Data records
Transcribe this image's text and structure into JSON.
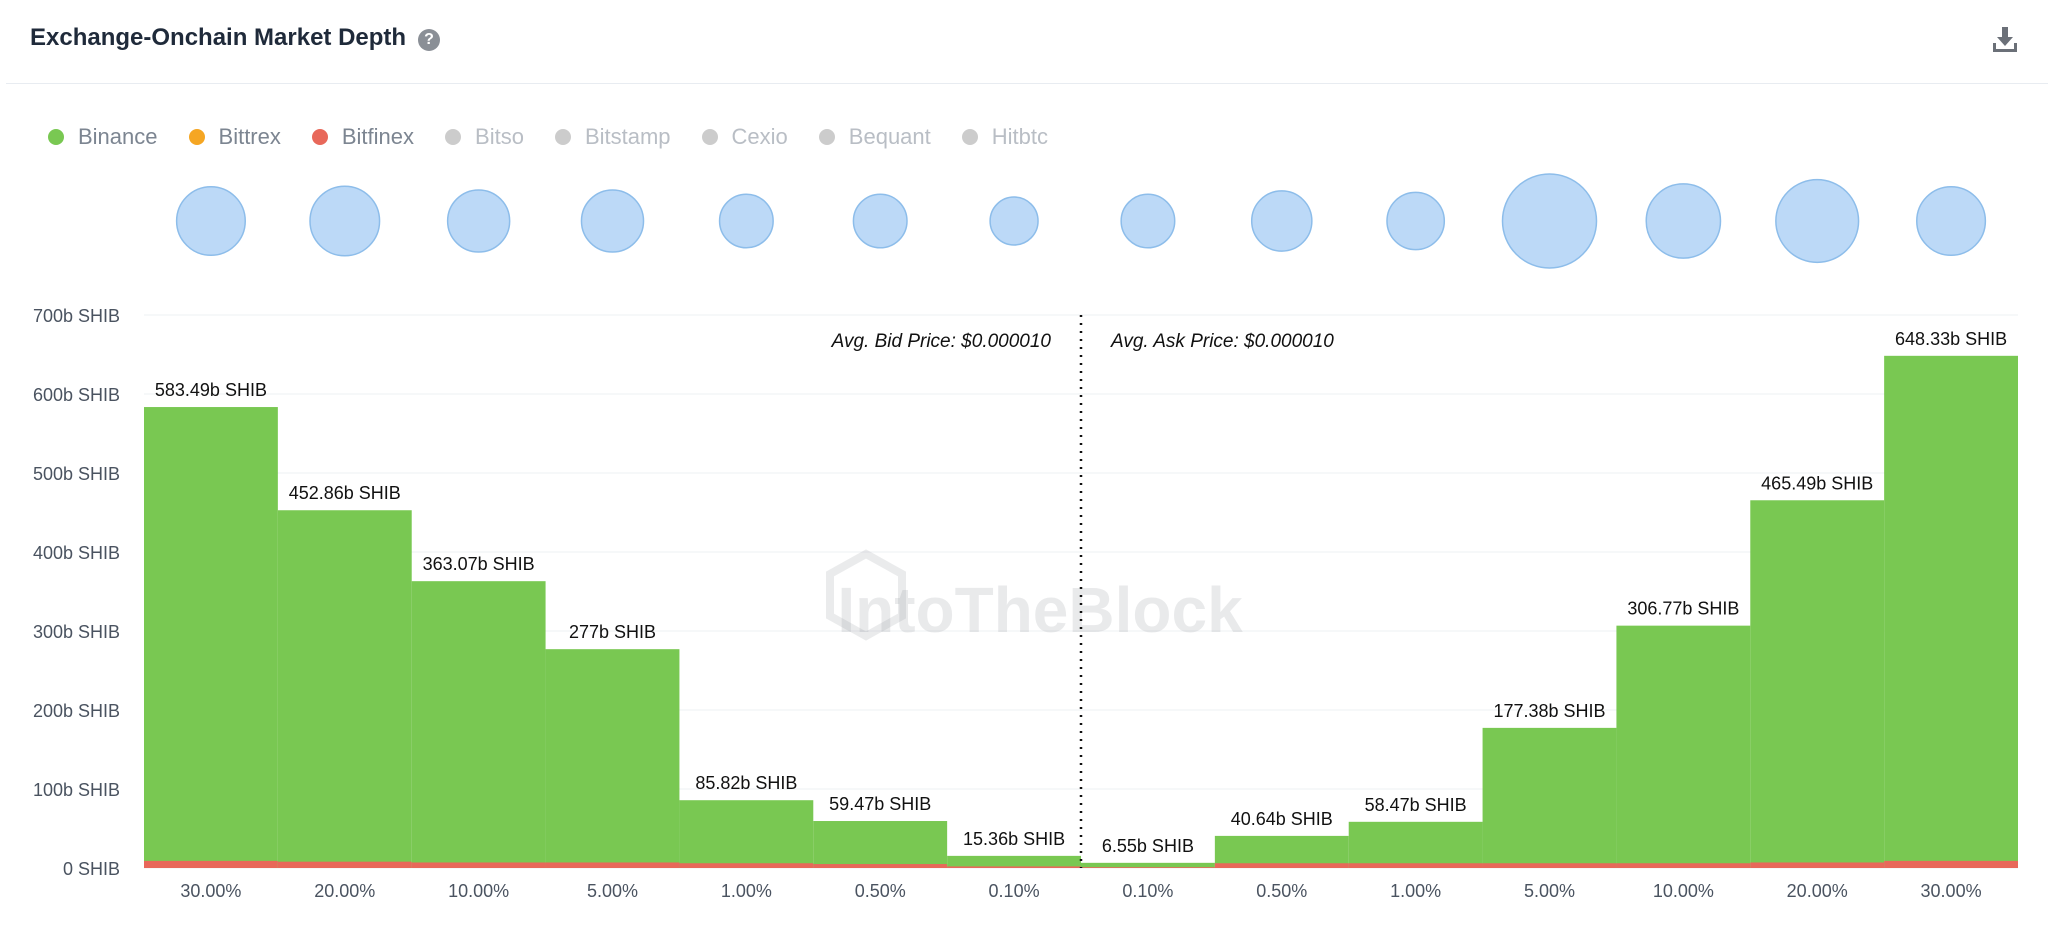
{
  "header": {
    "title": "Exchange-Onchain Market Depth",
    "help_icon": "question-circle-icon",
    "download_icon": "download-icon"
  },
  "legend": [
    {
      "name": "Binance",
      "color": "#79c852",
      "active": true
    },
    {
      "name": "Bittrex",
      "color": "#f5a623",
      "active": true
    },
    {
      "name": "Bitfinex",
      "color": "#e8685a",
      "active": true
    },
    {
      "name": "Bitso",
      "color": "#cccccc",
      "active": false
    },
    {
      "name": "Bitstamp",
      "color": "#cccccc",
      "active": false
    },
    {
      "name": "Cexio",
      "color": "#cccccc",
      "active": false
    },
    {
      "name": "Bequant",
      "color": "#cccccc",
      "active": false
    },
    {
      "name": "Hitbtc",
      "color": "#cccccc",
      "active": false
    }
  ],
  "watermark": "IntoTheBlock",
  "chart_data": {
    "type": "bar",
    "categories": [
      "30.00%",
      "20.00%",
      "10.00%",
      "5.00%",
      "1.00%",
      "0.50%",
      "0.10%",
      "0.10%",
      "0.50%",
      "1.00%",
      "5.00%",
      "10.00%",
      "20.00%",
      "30.00%"
    ],
    "series": [
      {
        "name": "Binance",
        "color": "#79c852",
        "values": [
          583.49,
          452.86,
          363.07,
          277,
          85.82,
          59.47,
          15.36,
          6.55,
          40.64,
          58.47,
          177.38,
          306.77,
          465.49,
          648.33
        ]
      },
      {
        "name": "Bitfinex",
        "color": "#e8685a",
        "values": [
          9,
          8,
          7,
          7,
          6,
          5,
          2,
          1,
          6,
          6,
          6,
          6,
          7,
          9
        ]
      }
    ],
    "data_labels": [
      "583.49b SHIB",
      "452.86b SHIB",
      "363.07b SHIB",
      "277b SHIB",
      "85.82b SHIB",
      "59.47b SHIB",
      "15.36b SHIB",
      "6.55b SHIB",
      "40.64b SHIB",
      "58.47b SHIB",
      "177.38b SHIB",
      "306.77b SHIB",
      "465.49b SHIB",
      "648.33b SHIB"
    ],
    "bubbles": [
      0.73,
      0.74,
      0.66,
      0.66,
      0.57,
      0.57,
      0.51,
      0.57,
      0.64,
      0.61,
      1.0,
      0.79,
      0.88,
      0.73
    ],
    "yticks": [
      {
        "value": 0,
        "label": "0 SHIB"
      },
      {
        "value": 100,
        "label": "100b SHIB"
      },
      {
        "value": 200,
        "label": "200b SHIB"
      },
      {
        "value": 300,
        "label": "300b SHIB"
      },
      {
        "value": 400,
        "label": "400b SHIB"
      },
      {
        "value": 500,
        "label": "500b SHIB"
      },
      {
        "value": 600,
        "label": "600b SHIB"
      },
      {
        "value": 700,
        "label": "700b SHIB"
      }
    ],
    "ylim": [
      0,
      700
    ],
    "annotations": {
      "bid": "Avg. Bid Price: $0.000010",
      "ask": "Avg. Ask Price: $0.000010"
    },
    "grid": true,
    "legend_position": "top-left"
  }
}
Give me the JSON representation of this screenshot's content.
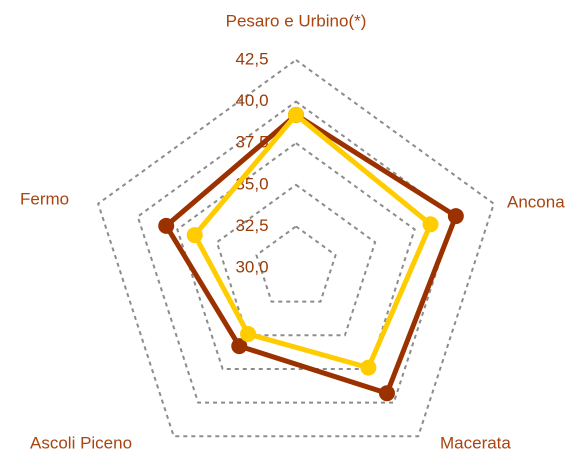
{
  "chart_data": {
    "type": "radar",
    "categories": [
      "Pesaro e Urbino(*)",
      "Ancona",
      "Macerata",
      "Ascoli Piceno",
      "Fermo"
    ],
    "series": [
      {
        "color": "#9c3100",
        "values": [
          39.2,
          40.1,
          39.3,
          35.8,
          38.2
        ]
      },
      {
        "color": "#ffcc00",
        "values": [
          39.2,
          38.5,
          37.4,
          34.9,
          36.4
        ]
      }
    ],
    "ylim": [
      30,
      42.5
    ],
    "yticks": [
      {
        "value": 30,
        "label": "30,0"
      },
      {
        "value": 32.5,
        "label": "32,5"
      },
      {
        "value": 35,
        "label": "35,0"
      },
      {
        "value": 37.5,
        "label": "37,5"
      },
      {
        "value": 40,
        "label": "40,0"
      },
      {
        "value": 42.5,
        "label": "42,5"
      }
    ],
    "grid": true
  }
}
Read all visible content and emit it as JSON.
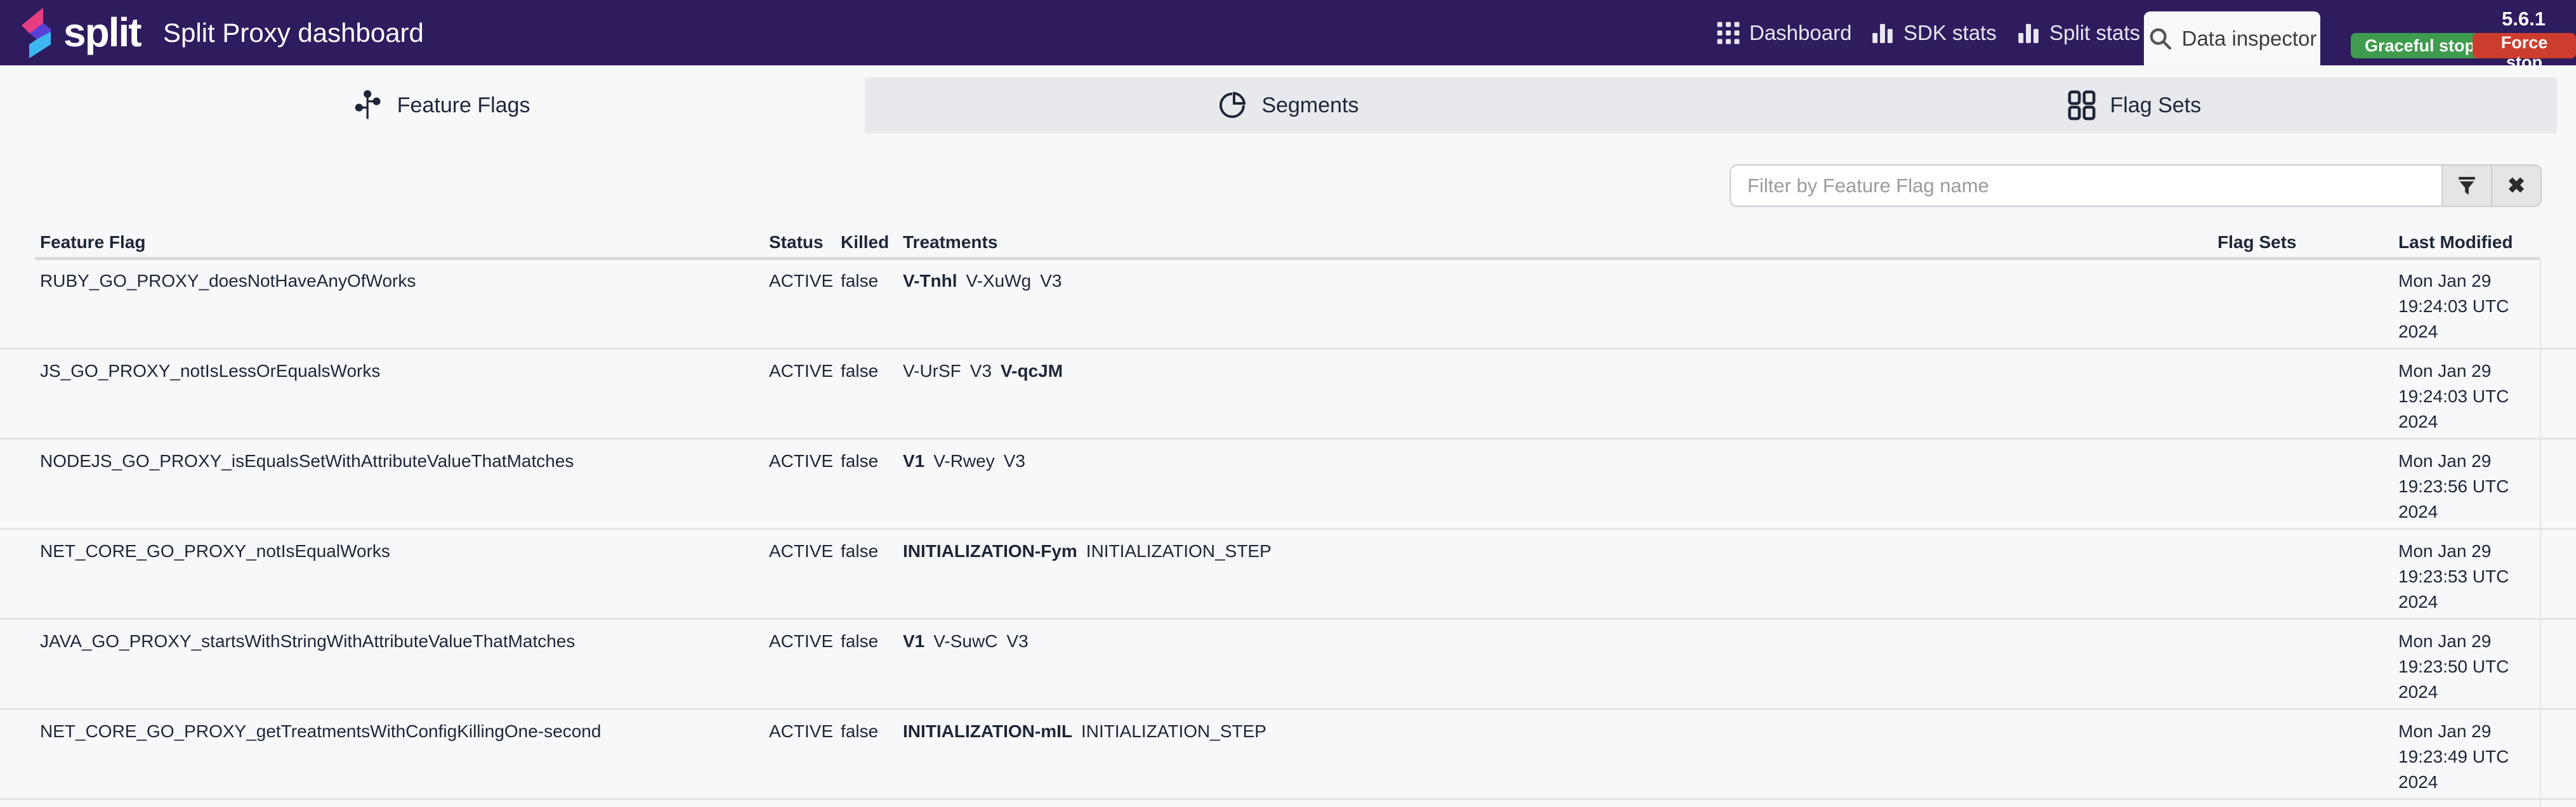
{
  "header": {
    "logo_text": "split",
    "title": "Split Proxy dashboard",
    "version": "5.6.1",
    "nav": [
      {
        "label": "Dashboard",
        "icon": "grid-icon"
      },
      {
        "label": "SDK stats",
        "icon": "bar-chart-icon"
      },
      {
        "label": "Split stats",
        "icon": "bar-chart-icon"
      },
      {
        "label": "Data inspector",
        "icon": "search-icon",
        "active": true
      }
    ],
    "buttons": [
      {
        "label": "Graceful stop",
        "color": "#3f9b4e"
      },
      {
        "label": "Force stop",
        "color": "#cd3d2e"
      }
    ]
  },
  "tabs": [
    {
      "label": "Feature Flags",
      "icon": "branch-icon",
      "selected": true
    },
    {
      "label": "Segments",
      "icon": "pie-chart-icon",
      "selected": false
    },
    {
      "label": "Flag Sets",
      "icon": "grid-2x2-icon",
      "selected": false
    }
  ],
  "filter": {
    "placeholder": "Filter by Feature Flag name"
  },
  "table": {
    "columns": [
      "Feature Flag",
      "Status",
      "Killed",
      "Treatments",
      "Flag Sets",
      "Last Modified"
    ],
    "rows": [
      {
        "name": "RUBY_GO_PROXY_doesNotHaveAnyOfWorks",
        "status": "ACTIVE",
        "killed": "false",
        "treatments": [
          {
            "t": "V-Tnhl",
            "bold": true
          },
          {
            "t": "V-XuWg",
            "bold": false
          },
          {
            "t": "V3",
            "bold": false
          }
        ],
        "flag_sets": "",
        "last_modified": "Mon Jan 29 19:24:03 UTC 2024"
      },
      {
        "name": "JS_GO_PROXY_notIsLessOrEqualsWorks",
        "status": "ACTIVE",
        "killed": "false",
        "treatments": [
          {
            "t": "V-UrSF",
            "bold": false
          },
          {
            "t": "V3",
            "bold": false
          },
          {
            "t": "V-qcJM",
            "bold": true
          }
        ],
        "flag_sets": "",
        "last_modified": "Mon Jan 29 19:24:03 UTC 2024"
      },
      {
        "name": "NODEJS_GO_PROXY_isEqualsSetWithAttributeValueThatMatches",
        "status": "ACTIVE",
        "killed": "false",
        "treatments": [
          {
            "t": "V1",
            "bold": true
          },
          {
            "t": "V-Rwey",
            "bold": false
          },
          {
            "t": "V3",
            "bold": false
          }
        ],
        "flag_sets": "",
        "last_modified": "Mon Jan 29 19:23:56 UTC 2024"
      },
      {
        "name": "NET_CORE_GO_PROXY_notIsEqualWorks",
        "status": "ACTIVE",
        "killed": "false",
        "treatments": [
          {
            "t": "INITIALIZATION-Fym",
            "bold": true
          },
          {
            "t": "INITIALIZATION_STEP",
            "bold": false
          }
        ],
        "flag_sets": "",
        "last_modified": "Mon Jan 29 19:23:53 UTC 2024"
      },
      {
        "name": "JAVA_GO_PROXY_startsWithStringWithAttributeValueThatMatches",
        "status": "ACTIVE",
        "killed": "false",
        "treatments": [
          {
            "t": "V1",
            "bold": true
          },
          {
            "t": "V-SuwC",
            "bold": false
          },
          {
            "t": "V3",
            "bold": false
          }
        ],
        "flag_sets": "",
        "last_modified": "Mon Jan 29 19:23:50 UTC 2024"
      },
      {
        "name": "NET_CORE_GO_PROXY_getTreatmentsWithConfigKillingOne-second",
        "status": "ACTIVE",
        "killed": "false",
        "treatments": [
          {
            "t": "INITIALIZATION-mIL",
            "bold": true
          },
          {
            "t": "INITIALIZATION_STEP",
            "bold": false
          }
        ],
        "flag_sets": "",
        "last_modified": "Mon Jan 29 19:23:49 UTC 2024"
      }
    ]
  },
  "colors": {
    "header_bg": "#2e1c5f",
    "page_bg": "#f7f8fa",
    "tab_inactive_bg": "#e8e9ec",
    "text": "#1e2638",
    "green_button": "#3f9b4e",
    "red_button": "#cd3d2e",
    "row_border": "#e3e4e7"
  }
}
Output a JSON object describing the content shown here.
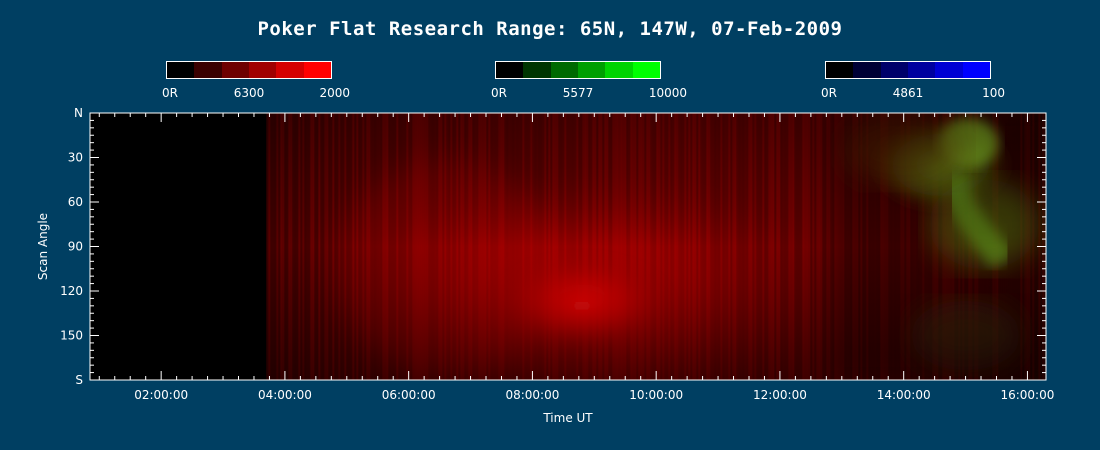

**WHAT YOU HAVE TO DO**
Tally the lines that hold the string "title" and state the total, nothing more.

**EXPECTED OUTPUT**
2